### Text passage

# Error fields
This notebook presents the error field computation using the function `DIVAnd_errormap`.
Details can be found in the publication:

> Approximate and Efficient Methods to Assess Error Fields in Spatial Gridding with Data Interpolating Variational Analysis (DIVA) Beckers, Jean-Marie; Barth, Alexander; Troupin, Charles, Alvera-Azcarate, A. _Journal of Atmospheric & Oceanic Technology_ (2014), __31(2)__, 515-530      
https://orbi.uliege.be/handle/2268/161069       
https://journals.ametsoc.org/doi/abs/10.1175/JTECH-D-13-00130.1

but two additional methods (`:scpme` and `:diagapp`) are not described there.

In [None]:
using DIVAnd
using Makie
using CairoMakie
using GeoMakie
using Dates
using Statistics
using LinearAlgebra
include("../config.jl")

## Data reading
Download the file (it not already done) and read it.

In [None]:
varname = "Salinity"
filename = salinityprovencalfile
download_check(salinityprovencalfile, salinityprovencalfileURL)

In [None]:
obsval, obslon, obslat, obsdepth, obstime, obsid = loadobs(Float64, filename, "Salinity");

## Topography and grid definition
See the notebook on [bathymetry](../2-Preprocessing/2-01-topography.ipynb) for more explanations.

Define domain and resolution, create the domain.

In [None]:
dx = dy = 0.125 / 2.0
lonr = 2.5:dx:12.0
latr = 42.3:dy:44.6

mask, (pm, pn), (xi, yi) = DIVAnd_rectdom(lonr, latr);

Download the bathymetry file and load it.

In [None]:
bathname = gebco04file
download_check(gebco04file, gebco04fileURL)
bx, by, b = load_bath(bathname, true, lonr, latr);

Create a land-sea mask based on the bathymetry at 1 meter depth.

In [None]:
mask = falses(size(b, 1), size(b, 2))

for j = 1:size(b, 2)
    for i = 1:size(b, 1)
        mask[i, j] = b[i, j] >= 1.0
    end
end

plot_mask(bx, by, mask)

## Data selection for example

Cross validation, error calculations etc. assume independant data. Hence do not take high-resolution vertical profiles with all data but restrict yourself to specific small depth range. Here we limit outselves to August data at surface:

In [None]:
sel = (obsdepth .< 1) .& (Dates.month.(obstime) .== 8)

### Given information
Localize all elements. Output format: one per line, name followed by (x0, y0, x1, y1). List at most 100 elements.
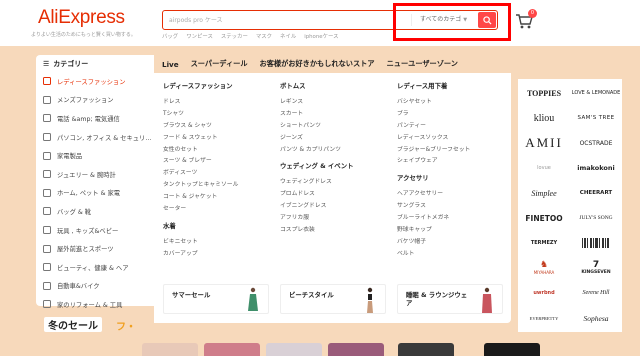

### Directives
1. Repeat the error fields notebook between "mask, (pm, pn), (xi, yi)" and "1 meter depth.", inclusive, substituting "seafloor depth" for "bathymetry".
2. In the error fields notebook, at what depth is the bathymetry used to create the land-sea mask?
The material comes from a separate source, unrelated to the error fields notebook.

### The solutions
1.
mask, (pm, pn), (xi, yi) = DIVAnd_rectdom(lonr, latr);

Download the seafloor depth file and load it.

In [None]:
bathname = gebco04file
download_check(gebco04file, gebco04fileURL)
bx, by, b = load_bath(bathname, true, lonr, latr);

Create a land-sea mask based on the seafloor depth at 1 meter depth.

2. 1 meter